## Text for analysis

====

This story is about failure and what might have been. Most of you have probably had way more sex than me in your life. I was a late bloomer. No sex in high school, I didn’t lose my virginity until I was 19 and I was in Soteria house, my first group home.
Than after Soteria House, I was put in a psyche ward. I always had a thing for older women and in the ward, some 30 year old CUTE, CUTE, women liked me. Ester. She was this petite brunette with a cute smile and she would fawn over me. I was only there for a week and half and she gave me he phone number. Then I was put in a long term locked psychiatric hospital and for some reason I still don’t fathom, I never called her. Oh well, my loss.
But I used to get weekend passes to visit my parents. My parents lived in an apartment. They were older at this time. I was 21 and they were almost 50. But they made friends with the young couple across the hall. Now, I’m not a mean person but this couple was, well, not the best looking people. Less than average looking. They were about 30 years old. But the women had a sister who for some reason was very cute. Looking back she was a little insecure, a little bit of low self-esteem, but older women were especially exciting to me at that age. And miracle of all miracles, she liked me!

====

## Data excerpts

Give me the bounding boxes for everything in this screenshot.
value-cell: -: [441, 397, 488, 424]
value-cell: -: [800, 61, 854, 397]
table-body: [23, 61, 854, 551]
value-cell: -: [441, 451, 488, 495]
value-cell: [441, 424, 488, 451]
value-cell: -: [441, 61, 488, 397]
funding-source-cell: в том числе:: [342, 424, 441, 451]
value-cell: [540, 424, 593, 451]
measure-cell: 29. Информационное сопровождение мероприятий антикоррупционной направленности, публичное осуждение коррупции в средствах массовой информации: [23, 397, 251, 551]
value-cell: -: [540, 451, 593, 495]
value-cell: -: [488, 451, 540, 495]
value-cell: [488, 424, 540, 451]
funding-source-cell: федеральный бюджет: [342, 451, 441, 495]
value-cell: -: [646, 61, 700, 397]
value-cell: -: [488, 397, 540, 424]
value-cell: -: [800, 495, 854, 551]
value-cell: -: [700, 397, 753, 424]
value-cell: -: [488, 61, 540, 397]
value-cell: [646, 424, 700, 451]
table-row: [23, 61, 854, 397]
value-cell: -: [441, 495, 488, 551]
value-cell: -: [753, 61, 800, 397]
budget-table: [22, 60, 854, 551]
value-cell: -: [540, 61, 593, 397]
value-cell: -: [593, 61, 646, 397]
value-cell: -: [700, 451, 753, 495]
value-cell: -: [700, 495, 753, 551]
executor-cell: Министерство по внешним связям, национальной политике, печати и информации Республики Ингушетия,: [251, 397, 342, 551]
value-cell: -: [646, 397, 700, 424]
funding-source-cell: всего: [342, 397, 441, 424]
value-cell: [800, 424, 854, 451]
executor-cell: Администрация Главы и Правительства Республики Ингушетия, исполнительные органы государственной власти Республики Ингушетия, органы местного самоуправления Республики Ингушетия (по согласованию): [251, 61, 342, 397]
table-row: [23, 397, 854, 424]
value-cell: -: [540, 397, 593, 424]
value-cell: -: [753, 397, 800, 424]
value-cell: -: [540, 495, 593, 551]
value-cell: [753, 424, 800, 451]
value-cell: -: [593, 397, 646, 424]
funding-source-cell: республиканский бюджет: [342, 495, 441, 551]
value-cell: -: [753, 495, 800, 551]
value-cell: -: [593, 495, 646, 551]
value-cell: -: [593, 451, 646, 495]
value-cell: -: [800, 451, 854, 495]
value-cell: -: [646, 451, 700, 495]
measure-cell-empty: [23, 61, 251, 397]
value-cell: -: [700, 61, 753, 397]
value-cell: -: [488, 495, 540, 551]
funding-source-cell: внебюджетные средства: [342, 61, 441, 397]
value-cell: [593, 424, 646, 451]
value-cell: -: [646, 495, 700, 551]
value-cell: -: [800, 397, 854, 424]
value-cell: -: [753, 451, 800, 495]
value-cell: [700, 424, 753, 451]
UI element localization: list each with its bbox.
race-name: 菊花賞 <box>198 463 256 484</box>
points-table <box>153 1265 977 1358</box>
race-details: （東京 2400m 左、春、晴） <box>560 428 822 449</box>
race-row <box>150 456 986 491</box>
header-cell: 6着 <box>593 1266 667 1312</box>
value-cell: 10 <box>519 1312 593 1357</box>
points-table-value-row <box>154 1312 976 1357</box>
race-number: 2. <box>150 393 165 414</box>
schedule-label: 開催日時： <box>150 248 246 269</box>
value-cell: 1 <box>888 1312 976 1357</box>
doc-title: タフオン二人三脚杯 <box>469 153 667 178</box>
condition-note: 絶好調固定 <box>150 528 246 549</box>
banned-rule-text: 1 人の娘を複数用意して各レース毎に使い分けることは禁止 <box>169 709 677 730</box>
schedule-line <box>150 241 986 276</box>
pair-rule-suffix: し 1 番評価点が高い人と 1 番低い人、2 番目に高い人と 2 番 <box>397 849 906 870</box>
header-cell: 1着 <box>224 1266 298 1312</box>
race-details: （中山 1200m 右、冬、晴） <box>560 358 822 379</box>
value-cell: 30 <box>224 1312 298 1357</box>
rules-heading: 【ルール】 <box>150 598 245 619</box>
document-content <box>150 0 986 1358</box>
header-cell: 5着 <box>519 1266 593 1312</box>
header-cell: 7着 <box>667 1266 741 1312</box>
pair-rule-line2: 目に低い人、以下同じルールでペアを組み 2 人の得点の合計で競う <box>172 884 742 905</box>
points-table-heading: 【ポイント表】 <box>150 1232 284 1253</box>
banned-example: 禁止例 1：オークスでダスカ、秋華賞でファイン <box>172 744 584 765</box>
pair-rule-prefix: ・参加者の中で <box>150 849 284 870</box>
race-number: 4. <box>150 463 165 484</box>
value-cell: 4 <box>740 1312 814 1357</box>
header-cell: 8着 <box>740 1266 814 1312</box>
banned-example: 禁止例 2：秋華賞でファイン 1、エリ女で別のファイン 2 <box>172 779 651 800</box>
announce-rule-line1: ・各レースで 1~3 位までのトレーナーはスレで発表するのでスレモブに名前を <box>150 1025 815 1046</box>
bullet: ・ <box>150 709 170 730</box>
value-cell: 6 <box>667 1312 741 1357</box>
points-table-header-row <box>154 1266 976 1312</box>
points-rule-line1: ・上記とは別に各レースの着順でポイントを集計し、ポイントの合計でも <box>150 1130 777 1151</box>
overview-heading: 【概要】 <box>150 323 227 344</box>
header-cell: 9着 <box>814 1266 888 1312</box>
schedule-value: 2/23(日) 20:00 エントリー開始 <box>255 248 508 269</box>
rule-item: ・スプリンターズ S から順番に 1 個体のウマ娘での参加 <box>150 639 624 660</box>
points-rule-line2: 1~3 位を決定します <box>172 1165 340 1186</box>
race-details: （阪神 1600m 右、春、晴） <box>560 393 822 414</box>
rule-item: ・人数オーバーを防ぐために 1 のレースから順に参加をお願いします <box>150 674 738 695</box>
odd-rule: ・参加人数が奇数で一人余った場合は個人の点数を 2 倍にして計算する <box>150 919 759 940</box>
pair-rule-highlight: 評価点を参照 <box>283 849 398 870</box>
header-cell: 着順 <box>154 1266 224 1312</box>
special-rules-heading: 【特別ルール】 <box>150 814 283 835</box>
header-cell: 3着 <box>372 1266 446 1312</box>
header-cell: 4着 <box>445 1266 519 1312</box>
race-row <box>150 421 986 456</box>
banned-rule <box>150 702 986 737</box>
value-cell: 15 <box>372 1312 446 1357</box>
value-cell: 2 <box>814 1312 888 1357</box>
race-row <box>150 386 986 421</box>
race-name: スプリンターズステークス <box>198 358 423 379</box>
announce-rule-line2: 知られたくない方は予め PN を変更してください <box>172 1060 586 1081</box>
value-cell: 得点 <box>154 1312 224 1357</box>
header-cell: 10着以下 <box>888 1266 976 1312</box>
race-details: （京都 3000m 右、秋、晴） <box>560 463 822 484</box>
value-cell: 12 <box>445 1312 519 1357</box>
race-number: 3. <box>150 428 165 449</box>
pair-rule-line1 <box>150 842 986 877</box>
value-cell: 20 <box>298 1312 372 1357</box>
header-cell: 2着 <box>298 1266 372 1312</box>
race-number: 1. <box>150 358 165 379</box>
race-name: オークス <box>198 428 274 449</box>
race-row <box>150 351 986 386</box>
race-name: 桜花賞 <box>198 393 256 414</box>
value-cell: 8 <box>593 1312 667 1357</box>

====

## Work to complete
1 - In the story, how old were the narrator's parents when the narrator was 21?
2 - Name every institution the story says the narrator stayed in.
3 - Duplicate everything in the story from "Than after Soteria" down to "well, my loss.".
The lines have no role here.

## Answers to the exercise
1 - Almost 50.

2 - Soteria house, a psyche ward, and a long term locked psychiatric hospital.

3 -
Than after Soteria House, I was put in a psyche ward. I always had a thing for older women and in the ward, some 30 year old CUTE, CUTE, women liked me. Ester. She was this petite brunette with a cute smile and she would fawn over me. I was only there for a week and half and she gave me he phone number. Then I was put in a long term locked psychiatric hospital and for some reason I still don’t fathom, I never called her. Oh well, my loss.